Write out the entire listing below exactly, with the pictures left out.

:: RECORDS TO USE

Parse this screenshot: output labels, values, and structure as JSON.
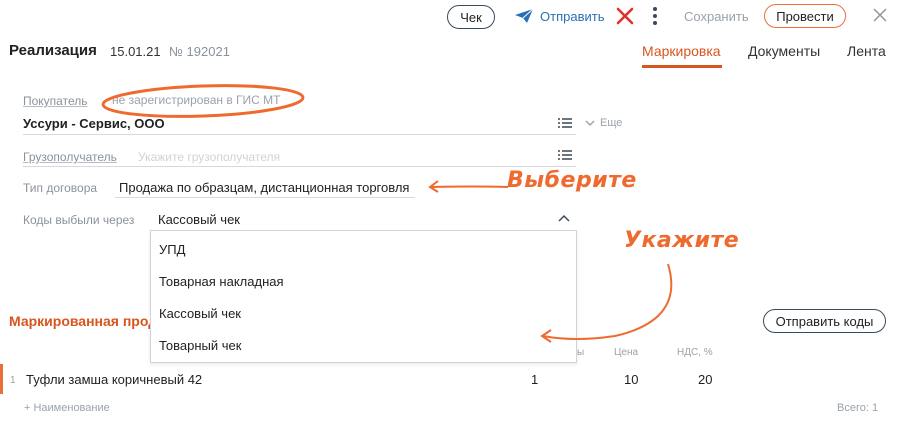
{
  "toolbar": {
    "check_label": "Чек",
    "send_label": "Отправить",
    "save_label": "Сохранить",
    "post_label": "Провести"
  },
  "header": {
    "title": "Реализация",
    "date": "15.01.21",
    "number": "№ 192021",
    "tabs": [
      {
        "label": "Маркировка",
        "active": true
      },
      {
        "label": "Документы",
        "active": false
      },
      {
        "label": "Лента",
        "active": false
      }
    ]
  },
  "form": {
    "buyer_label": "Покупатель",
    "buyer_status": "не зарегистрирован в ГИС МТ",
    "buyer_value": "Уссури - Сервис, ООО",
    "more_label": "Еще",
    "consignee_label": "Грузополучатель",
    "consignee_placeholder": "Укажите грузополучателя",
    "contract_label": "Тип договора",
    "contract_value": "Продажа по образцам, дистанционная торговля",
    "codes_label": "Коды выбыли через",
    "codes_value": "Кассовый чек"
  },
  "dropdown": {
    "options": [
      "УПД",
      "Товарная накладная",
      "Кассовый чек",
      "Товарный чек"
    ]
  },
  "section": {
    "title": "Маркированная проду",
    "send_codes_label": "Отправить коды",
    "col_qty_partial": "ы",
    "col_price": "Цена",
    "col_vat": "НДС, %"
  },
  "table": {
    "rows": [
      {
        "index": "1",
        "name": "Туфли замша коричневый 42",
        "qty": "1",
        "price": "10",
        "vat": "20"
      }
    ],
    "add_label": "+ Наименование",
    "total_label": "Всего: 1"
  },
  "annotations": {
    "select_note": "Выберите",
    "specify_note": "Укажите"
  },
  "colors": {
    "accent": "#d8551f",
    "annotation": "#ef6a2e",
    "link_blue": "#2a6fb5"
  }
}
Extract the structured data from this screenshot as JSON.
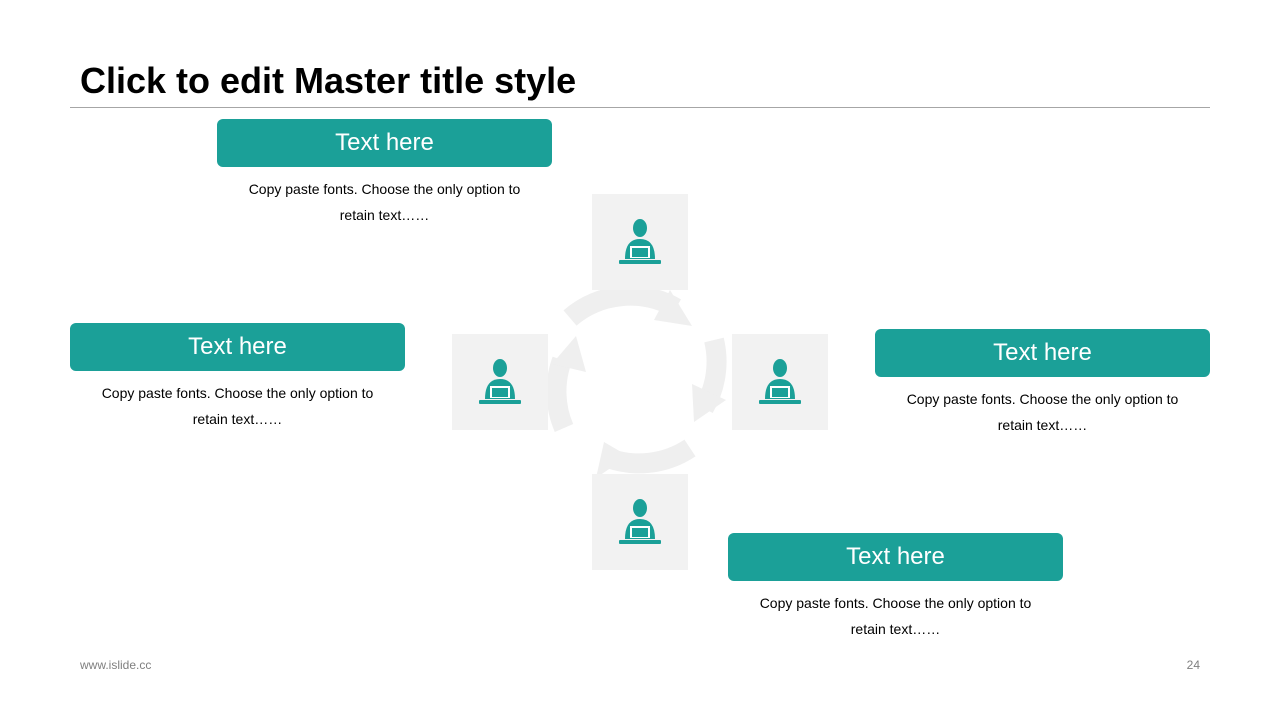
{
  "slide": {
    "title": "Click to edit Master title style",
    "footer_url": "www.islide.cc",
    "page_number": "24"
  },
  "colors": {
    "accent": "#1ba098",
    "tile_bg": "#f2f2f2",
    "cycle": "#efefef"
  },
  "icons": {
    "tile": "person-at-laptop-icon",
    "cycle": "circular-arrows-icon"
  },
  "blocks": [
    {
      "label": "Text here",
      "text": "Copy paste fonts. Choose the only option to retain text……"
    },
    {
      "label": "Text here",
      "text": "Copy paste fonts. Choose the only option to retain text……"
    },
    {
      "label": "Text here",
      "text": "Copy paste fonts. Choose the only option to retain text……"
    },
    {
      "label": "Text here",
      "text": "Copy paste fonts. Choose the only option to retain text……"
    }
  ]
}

::::

_EXERCISE OUTPUT_.
Parse this screenshot: output labels, values, and structure as JSON.
{
  "toolbar": {
    "check_label": "Чек",
    "send_label": "Отправить",
    "save_label": "Сохранить",
    "post_label": "Провести"
  },
  "header": {
    "title": "Реализация",
    "date": "15.01.21",
    "number": "№ 192021",
    "tabs": [
      {
        "label": "Маркировка",
        "active": true
      },
      {
        "label": "Документы",
        "active": false
      },
      {
        "label": "Лента",
        "active": false
      }
    ]
  },
  "form": {
    "buyer_label": "Покупатель",
    "buyer_status": "не зарегистрирован в ГИС МТ",
    "buyer_value": "Уссури - Сервис, ООО",
    "more_label": "Еще",
    "consignee_label": "Грузополучатель",
    "consignee_placeholder": "Укажите грузополучателя",
    "contract_label": "Тип договора",
    "contract_value": "Продажа по образцам, дистанционная торговля",
    "codes_label": "Коды выбыли через",
    "codes_value": "Кассовый чек"
  },
  "dropdown": {
    "options": [
      "УПД",
      "Товарная накладная",
      "Кассовый чек",
      "Товарный чек"
    ]
  },
  "section": {
    "title": "Маркированная проду",
    "send_codes_label": "Отправить коды",
    "col_qty_partial": "ы",
    "col_price": "Цена",
    "col_vat": "НДС, %"
  },
  "table": {
    "rows": [
      {
        "index": "1",
        "name": "Туфли замша коричневый 42",
        "qty": "1",
        "price": "10",
        "vat": "20"
      }
    ],
    "add_label": "+ Наименование",
    "total_label": "Всего: 1"
  },
  "annotations": {
    "select_note": "Выберите",
    "specify_note": "Укажите"
  },
  "colors": {
    "accent": "#d8551f",
    "annotation": "#ef6a2e",
    "link_blue": "#2a6fb5"
  }
}
Extract the structured data from this screenshot as JSON.
{
  "slide": {
    "title": "Click to edit Master title style",
    "footer_url": "www.islide.cc",
    "page_number": "24"
  },
  "colors": {
    "accent": "#1ba098",
    "tile_bg": "#f2f2f2",
    "cycle": "#efefef"
  },
  "icons": {
    "tile": "person-at-laptop-icon",
    "cycle": "circular-arrows-icon"
  },
  "blocks": [
    {
      "label": "Text here",
      "text": "Copy paste fonts. Choose the only option to retain text……"
    },
    {
      "label": "Text here",
      "text": "Copy paste fonts. Choose the only option to retain text……"
    },
    {
      "label": "Text here",
      "text": "Copy paste fonts. Choose the only option to retain text……"
    },
    {
      "label": "Text here",
      "text": "Copy paste fonts. Choose the only option to retain text……"
    }
  ]
}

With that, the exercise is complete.